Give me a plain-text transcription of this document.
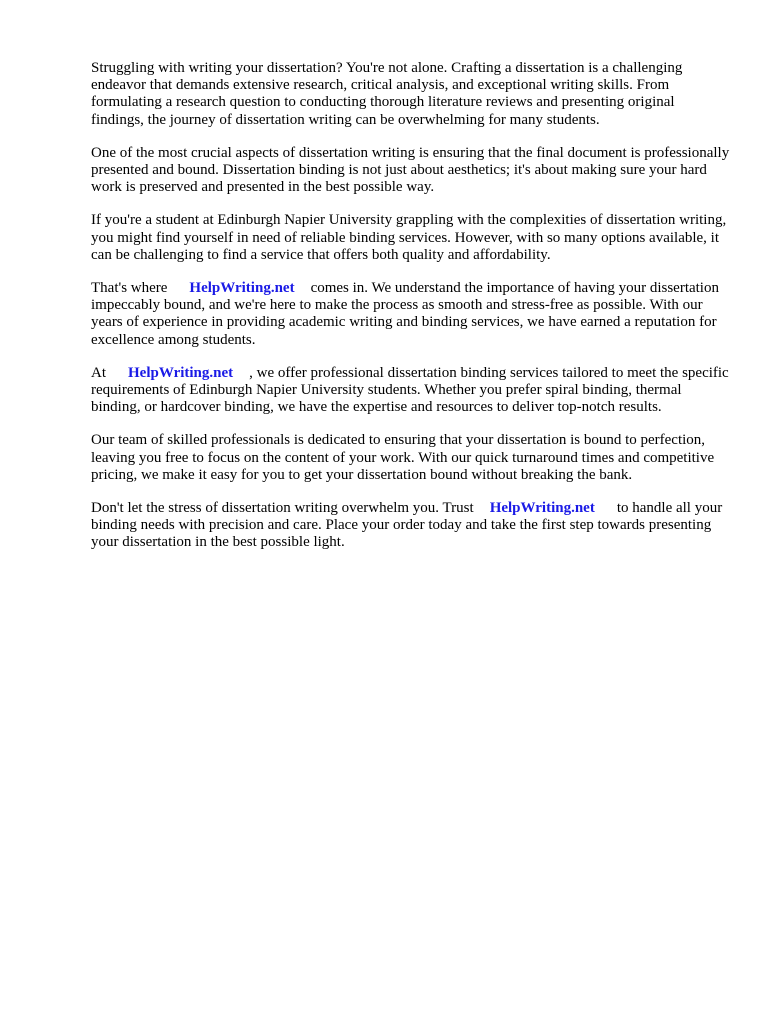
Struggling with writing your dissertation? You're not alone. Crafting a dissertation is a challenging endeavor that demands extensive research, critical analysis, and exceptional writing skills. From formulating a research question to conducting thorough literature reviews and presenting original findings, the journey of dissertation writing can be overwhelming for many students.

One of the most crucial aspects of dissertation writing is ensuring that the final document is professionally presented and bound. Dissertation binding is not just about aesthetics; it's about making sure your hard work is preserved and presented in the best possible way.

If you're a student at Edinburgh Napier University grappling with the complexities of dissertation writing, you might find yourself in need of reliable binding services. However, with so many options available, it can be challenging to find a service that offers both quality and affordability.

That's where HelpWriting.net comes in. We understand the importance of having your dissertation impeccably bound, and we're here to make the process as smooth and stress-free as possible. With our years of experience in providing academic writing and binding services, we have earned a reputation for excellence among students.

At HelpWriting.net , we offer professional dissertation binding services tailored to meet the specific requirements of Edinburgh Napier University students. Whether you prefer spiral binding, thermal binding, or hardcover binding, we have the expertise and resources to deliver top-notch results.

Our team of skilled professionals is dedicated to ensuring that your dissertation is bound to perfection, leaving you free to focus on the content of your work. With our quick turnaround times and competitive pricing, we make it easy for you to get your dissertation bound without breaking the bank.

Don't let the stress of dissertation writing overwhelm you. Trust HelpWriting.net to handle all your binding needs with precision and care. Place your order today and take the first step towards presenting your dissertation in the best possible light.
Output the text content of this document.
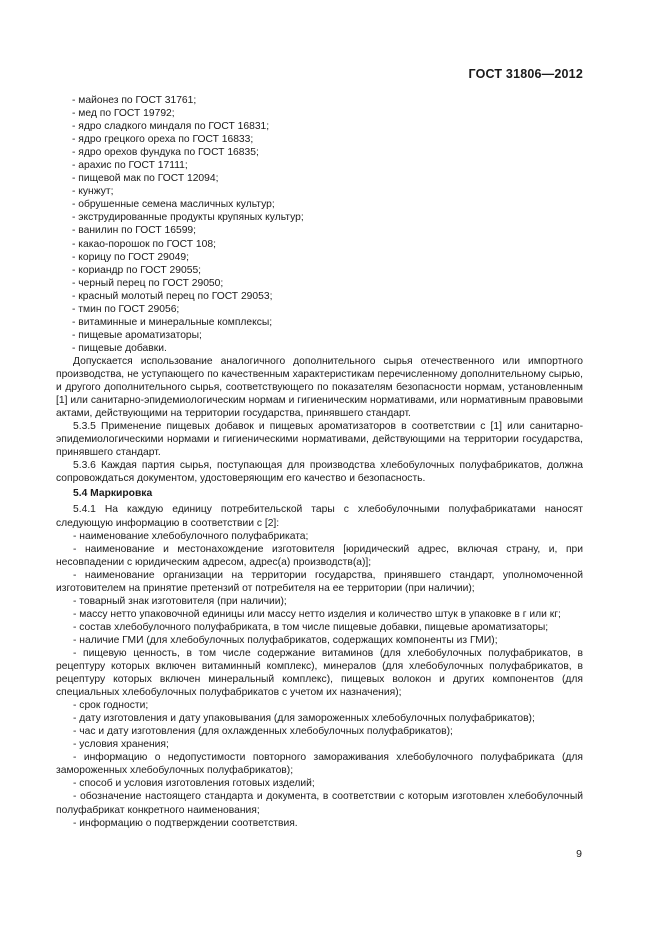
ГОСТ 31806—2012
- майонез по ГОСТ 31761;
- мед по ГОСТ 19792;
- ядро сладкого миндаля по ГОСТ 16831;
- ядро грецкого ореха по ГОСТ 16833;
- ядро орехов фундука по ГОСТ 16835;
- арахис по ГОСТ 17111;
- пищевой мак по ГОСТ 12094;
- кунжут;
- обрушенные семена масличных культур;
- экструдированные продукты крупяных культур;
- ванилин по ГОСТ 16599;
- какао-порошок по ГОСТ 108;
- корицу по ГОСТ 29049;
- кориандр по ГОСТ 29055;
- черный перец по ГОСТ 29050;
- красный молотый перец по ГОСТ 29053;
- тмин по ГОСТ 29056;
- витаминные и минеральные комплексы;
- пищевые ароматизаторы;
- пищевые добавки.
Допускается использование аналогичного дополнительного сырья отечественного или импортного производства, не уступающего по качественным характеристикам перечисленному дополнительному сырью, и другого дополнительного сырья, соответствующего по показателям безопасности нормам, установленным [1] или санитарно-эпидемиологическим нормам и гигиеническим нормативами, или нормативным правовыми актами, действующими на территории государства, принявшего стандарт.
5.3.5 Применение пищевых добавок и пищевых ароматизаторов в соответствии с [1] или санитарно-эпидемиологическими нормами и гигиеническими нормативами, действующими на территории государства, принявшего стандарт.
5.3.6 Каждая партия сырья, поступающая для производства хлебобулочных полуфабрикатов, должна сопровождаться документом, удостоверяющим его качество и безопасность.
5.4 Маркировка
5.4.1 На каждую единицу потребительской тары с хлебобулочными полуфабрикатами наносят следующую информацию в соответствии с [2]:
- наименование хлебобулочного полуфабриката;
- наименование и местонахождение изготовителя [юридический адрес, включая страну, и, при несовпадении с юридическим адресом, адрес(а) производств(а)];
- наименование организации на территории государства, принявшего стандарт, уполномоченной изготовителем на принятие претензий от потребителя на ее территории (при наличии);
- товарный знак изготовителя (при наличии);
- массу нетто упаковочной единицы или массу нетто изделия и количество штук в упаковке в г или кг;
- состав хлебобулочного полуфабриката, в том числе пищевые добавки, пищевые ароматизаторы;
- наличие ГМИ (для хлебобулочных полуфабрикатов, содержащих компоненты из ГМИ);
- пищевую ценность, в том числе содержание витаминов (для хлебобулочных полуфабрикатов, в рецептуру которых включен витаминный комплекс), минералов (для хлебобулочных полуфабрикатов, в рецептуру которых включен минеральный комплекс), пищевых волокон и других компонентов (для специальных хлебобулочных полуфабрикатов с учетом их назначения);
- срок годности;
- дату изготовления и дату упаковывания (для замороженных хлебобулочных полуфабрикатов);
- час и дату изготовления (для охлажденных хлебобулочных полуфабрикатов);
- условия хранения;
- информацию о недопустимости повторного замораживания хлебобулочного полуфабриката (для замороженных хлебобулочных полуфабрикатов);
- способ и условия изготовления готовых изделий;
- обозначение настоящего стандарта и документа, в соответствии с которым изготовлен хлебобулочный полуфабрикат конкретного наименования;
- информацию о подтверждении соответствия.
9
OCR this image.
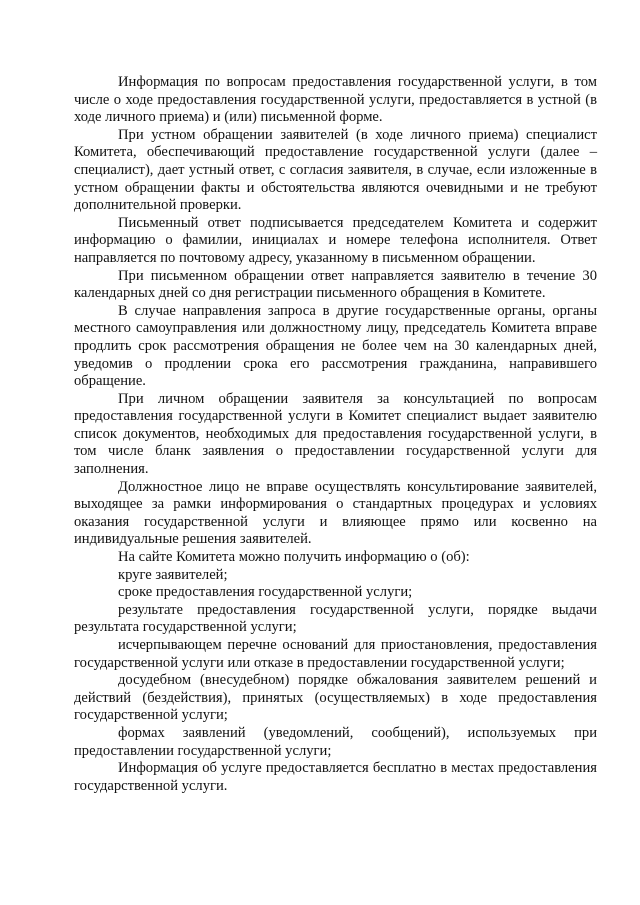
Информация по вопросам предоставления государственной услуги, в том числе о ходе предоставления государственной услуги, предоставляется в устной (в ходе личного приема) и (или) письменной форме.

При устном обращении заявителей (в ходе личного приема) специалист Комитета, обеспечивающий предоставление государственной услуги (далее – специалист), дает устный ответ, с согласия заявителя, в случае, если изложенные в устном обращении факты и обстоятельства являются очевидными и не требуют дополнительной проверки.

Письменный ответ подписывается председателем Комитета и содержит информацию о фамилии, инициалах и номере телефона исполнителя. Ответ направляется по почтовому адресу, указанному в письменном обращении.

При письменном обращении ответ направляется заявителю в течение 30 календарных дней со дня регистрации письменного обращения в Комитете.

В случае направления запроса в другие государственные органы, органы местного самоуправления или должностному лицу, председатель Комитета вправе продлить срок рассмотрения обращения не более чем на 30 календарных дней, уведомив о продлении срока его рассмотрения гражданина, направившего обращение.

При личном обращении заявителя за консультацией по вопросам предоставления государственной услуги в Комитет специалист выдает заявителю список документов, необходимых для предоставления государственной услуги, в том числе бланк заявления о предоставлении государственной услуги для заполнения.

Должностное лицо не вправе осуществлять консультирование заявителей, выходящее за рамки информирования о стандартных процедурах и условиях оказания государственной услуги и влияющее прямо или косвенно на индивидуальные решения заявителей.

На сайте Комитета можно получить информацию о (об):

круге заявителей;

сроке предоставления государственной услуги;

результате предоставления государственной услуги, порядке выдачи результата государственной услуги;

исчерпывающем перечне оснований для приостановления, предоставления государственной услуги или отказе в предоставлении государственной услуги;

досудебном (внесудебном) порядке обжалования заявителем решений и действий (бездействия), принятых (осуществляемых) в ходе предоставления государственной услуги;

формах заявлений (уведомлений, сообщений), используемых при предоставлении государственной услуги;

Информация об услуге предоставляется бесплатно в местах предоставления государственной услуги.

-.-.-

• [WHAT IS BEING ASKED] From the entries above, select each line containing the string "наличии".

• [EXPECTED ANSWER]
- наименование организации на территории государства, принявшего стандарт, уполномоченной изготовителем на принятие претензий от потребителя на ее территории (при наличии);
- товарный знак изготовителя (при наличии);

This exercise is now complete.